- [Provided passage]

>>>

That now completes the list of all of the things that I hate. All my future posts will be glowing explorations of things that are great, like cute kitties and pie and the love of a good woman. The end.

Tuesday, July 20, 2010

Things I Hate: Lawns

Lawns are awful, awful things. Think about how much destruction lawns cause. No, wait, don't think of it, because I'm going to tell you:

1. Pollution: Supposedly, lawn mowers are some of the worst polluters around. I heard once that mowing one acre puts as many greenhouse gases in the air as taking a cross-country trip in a hybrid. Now while that's probably not true, it does make you think about exactly how much global warming has been caused by this completely unnecessary activity. No one has ever been fed by a mown lawn. No one has ever died because their lawn wasn't mown. It's pointless.

Why exactly do we need lawns? Because our neighbors will complain if we don't maintain them. Why will they complain? Because it supposedly doesn't look nice to have an unmown lawn. By that logic, if everyone decided that chopping off your pinkie fingers looks great, I would have to do that too. Fuck y'all. I don't depend on your opinion of me to maintain my self-worth.

And personally, I think well-mown lawns look revolting. I look at a sea of uniform grass and think about how many toxic chemicals went into the groundwater to create the same look you could achieve by painting a blacktop green.

Lawns look like what happens when anal retentive serial plant beheaders go wild. Why do people think they look nice? It's the same plant, over and over, at exactly the same length. What could be more dull to look at? Why not just install Astroturf while you're at it?

You know what's nice to look at? Nature. People even go hiking in it just to look at it. Imagine that, walking in circle for hours just to look at stuff. And here's the thing about the nature they tend to look at: It doesn't tend to be large swathes of monoculture, like lawns are. It instead tends to be intricate tapestries of colors and textures, comprising the wide range of plants that live in harmony. It's a thing called ecological diversity, and it's kind of vital for the survival of life as we know it on this planet. If nature just produced rows and rows of identical, artifically stunted grasses, we never would have come about in the first place.

I honestly think there's some control-freakiness going on in the minds of those lunatics who care about their lawns. It's like, "This is the land I OWN! I must CONTROL every INCH OF IT, or the COMMUNISTS WIN!" Of course, what could be more communist than a world in which one species fills every inch at exactly the same size and length ...

2. Pain in the ass: Mowing lawns sucks. It's dirty, sweaty work that results in shards of severed plants sticking to every inch of your skin. Guys who enjoy mowing lawns really should channel that energy into something constructive, something that helps people instead of hurting the planet. If they have to be alone with a machine as they do it, they could maybe build something. They could maybe do anything a little less mindless than pushing a pollution-spewing cart back and forth across a scrap of land.

The worst, though, are the people with riding lawn mowers. So wait, you're so lazy and/or feeble that you can't even push a cart back and forth for a few hours. So your solution is to strap some blades to an especially toxic engine and drive around? It puts me in mind of a person who is too fat too walk driving through a buffet in a Rascal. It's gluttony at an epic, Caligula-type level, where you're so spoiled that you're killing yourself through self-indulgence.

<<<

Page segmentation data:

>>>

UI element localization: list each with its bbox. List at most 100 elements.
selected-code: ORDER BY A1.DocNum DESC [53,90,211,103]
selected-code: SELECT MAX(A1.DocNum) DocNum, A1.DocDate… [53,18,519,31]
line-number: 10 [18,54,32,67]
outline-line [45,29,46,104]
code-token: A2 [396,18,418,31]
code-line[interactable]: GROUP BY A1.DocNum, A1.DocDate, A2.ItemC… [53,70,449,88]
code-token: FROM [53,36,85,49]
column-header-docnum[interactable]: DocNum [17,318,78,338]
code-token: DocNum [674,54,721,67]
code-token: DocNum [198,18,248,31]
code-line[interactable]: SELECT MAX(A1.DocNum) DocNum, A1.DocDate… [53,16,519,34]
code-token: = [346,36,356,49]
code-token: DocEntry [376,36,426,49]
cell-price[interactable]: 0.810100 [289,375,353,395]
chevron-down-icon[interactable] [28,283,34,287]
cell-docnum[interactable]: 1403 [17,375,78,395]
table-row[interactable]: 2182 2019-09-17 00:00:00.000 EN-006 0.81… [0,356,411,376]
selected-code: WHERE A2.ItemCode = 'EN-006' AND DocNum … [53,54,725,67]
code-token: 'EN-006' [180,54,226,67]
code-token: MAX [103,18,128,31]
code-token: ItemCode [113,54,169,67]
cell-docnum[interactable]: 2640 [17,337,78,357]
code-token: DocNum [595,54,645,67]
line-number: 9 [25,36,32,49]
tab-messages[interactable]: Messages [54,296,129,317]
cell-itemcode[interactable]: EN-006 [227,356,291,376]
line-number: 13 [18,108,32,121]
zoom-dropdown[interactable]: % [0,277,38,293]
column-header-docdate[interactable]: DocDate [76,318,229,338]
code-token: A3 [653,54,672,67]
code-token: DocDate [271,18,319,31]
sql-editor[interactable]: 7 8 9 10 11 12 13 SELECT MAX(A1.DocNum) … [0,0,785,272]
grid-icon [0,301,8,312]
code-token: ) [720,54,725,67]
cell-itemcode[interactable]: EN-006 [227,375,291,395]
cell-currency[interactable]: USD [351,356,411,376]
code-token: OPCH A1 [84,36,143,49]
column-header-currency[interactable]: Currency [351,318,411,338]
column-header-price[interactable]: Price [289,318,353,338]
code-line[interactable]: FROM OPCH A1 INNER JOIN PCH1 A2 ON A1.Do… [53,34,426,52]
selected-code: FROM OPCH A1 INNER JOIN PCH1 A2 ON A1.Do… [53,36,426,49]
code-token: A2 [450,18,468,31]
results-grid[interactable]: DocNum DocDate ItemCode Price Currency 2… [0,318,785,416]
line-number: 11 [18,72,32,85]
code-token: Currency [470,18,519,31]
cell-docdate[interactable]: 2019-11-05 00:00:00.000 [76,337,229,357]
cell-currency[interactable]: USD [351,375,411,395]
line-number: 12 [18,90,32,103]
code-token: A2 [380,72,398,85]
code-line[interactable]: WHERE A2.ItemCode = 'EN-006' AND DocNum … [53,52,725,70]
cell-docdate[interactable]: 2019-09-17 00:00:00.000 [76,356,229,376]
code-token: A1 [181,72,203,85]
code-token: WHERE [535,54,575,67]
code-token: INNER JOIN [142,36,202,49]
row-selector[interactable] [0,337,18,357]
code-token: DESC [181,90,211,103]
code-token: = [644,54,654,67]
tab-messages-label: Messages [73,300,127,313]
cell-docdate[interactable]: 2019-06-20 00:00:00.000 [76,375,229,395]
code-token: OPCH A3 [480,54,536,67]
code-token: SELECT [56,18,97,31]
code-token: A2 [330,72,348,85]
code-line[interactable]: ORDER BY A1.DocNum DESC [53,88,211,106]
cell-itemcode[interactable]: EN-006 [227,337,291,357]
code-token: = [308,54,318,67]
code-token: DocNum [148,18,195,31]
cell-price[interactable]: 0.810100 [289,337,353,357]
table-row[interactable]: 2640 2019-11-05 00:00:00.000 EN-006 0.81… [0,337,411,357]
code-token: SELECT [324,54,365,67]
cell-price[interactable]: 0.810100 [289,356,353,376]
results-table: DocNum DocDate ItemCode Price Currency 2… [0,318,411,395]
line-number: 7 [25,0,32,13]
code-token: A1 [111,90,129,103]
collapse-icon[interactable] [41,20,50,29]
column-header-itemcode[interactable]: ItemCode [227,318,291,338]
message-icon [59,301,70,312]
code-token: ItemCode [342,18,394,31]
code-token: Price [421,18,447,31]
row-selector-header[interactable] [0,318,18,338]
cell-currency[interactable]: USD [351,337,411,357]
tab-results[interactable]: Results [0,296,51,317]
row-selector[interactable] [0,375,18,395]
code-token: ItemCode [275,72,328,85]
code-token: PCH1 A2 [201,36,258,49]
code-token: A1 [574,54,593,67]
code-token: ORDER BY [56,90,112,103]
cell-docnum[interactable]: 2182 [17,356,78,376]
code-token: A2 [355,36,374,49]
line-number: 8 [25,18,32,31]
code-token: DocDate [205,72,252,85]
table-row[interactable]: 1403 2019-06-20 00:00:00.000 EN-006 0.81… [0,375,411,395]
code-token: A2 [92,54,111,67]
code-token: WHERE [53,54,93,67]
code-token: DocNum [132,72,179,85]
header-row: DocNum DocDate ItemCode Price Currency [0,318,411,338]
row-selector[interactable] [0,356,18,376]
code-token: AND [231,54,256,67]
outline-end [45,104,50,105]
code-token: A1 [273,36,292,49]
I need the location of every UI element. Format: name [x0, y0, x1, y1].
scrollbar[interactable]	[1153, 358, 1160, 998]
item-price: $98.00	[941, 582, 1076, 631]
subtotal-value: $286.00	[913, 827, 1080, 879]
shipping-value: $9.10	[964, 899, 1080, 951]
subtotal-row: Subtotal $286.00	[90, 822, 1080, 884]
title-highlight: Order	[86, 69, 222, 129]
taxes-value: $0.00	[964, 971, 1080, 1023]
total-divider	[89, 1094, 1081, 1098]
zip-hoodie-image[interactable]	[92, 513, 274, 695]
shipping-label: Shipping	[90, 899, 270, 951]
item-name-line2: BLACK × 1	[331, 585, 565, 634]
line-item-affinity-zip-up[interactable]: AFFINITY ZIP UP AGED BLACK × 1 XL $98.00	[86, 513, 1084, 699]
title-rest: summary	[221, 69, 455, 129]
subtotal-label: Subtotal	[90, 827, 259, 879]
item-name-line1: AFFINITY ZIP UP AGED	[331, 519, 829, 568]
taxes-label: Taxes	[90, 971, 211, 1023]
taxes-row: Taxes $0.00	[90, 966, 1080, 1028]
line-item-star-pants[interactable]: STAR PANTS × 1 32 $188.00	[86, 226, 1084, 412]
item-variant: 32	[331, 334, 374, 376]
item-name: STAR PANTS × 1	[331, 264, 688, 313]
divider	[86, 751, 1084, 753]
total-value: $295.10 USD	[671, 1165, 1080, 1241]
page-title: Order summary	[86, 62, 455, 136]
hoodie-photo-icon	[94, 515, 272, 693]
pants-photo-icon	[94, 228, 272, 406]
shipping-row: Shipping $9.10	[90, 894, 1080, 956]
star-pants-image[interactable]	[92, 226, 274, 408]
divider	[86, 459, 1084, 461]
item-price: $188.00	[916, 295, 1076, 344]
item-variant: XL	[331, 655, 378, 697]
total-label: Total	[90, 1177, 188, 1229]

<<<

- [Prompt A] Reproduce the post on lawns from "And personally, I" up to and including "a blacktop green.", swapping "revolting" for "repulsive".
- [Prompt B] Condense the paragraph of the post on lawns that begins "Why exactly do we need lawns?" into two sentences, keeping its main points.
- [Prompt C] Write the next part of the post on lawns, beginning after its final sentence.

- [Task output A]
And personally, I think well-mown lawns look repulsive. I look at a sea of uniform grass and think about how many toxic chemicals went into the groundwater to create the same look you could achieve by painting a blacktop green.

- [Task output B] People maintain lawns only because neighbors will complain otherwise, on the grounds that an unmown lawn supposedly does not look nice. The writer rejects this reasoning, comparing it to having to cut off one's pinkie fingers if everyone decided that looked great, and declares that their self-worth does not depend on the neighbors' opinion.

- [Task output C]
OK, maybe that was a bit of a reach. And maybe you have a large property, and need a riding lawn mower to mow it all. That then begs the question: Do you really need to mow it all? If you get a big boner from looking at long rows of identical short green stalks, fine, do that in part of the area. But why not the let the rest of it go to nature? Then maybe a wide range of plants could live there. And maybe animals! And maybe that patch of earth could support life instead of destroying it! Just a thought.

Tuesday, July 13, 2010

Natural Childbirth: How Morally Superior Does It Make You?

I is done had some young ‘uns and now that Ed is havin’ a young ‘un, I now feel as though I’ve been invited, albeit indirectly, to share my feelings about natural childbirth. And just so you know, I stole the title from The Onion.

Childbirth...a natural process, as old as our species itself! Can anyone imagine anything more wholesome and earth-friendly than birthing at home, in one’s bed (or on a bed of straw in, say, a stable), perhaps with the assistance of a wizened matron or two? Maybe the straining mother-to-be is practicing hypno-birthing, reaching deep within her consciousness to find the inner peace that will sweep her away from the pain and into a euphoric mental meadow of birthing bliss. Maybe, after a reasonable period of howls and pants, a tired smile spreads across the happy mother’s face as the healthy baby cries for the first time and is placed upon her welcoming breast to suckle its first drink of life. Or maybe everyone dies. Oh, wait...that can’t happen, right? I mean, not if it’s natural...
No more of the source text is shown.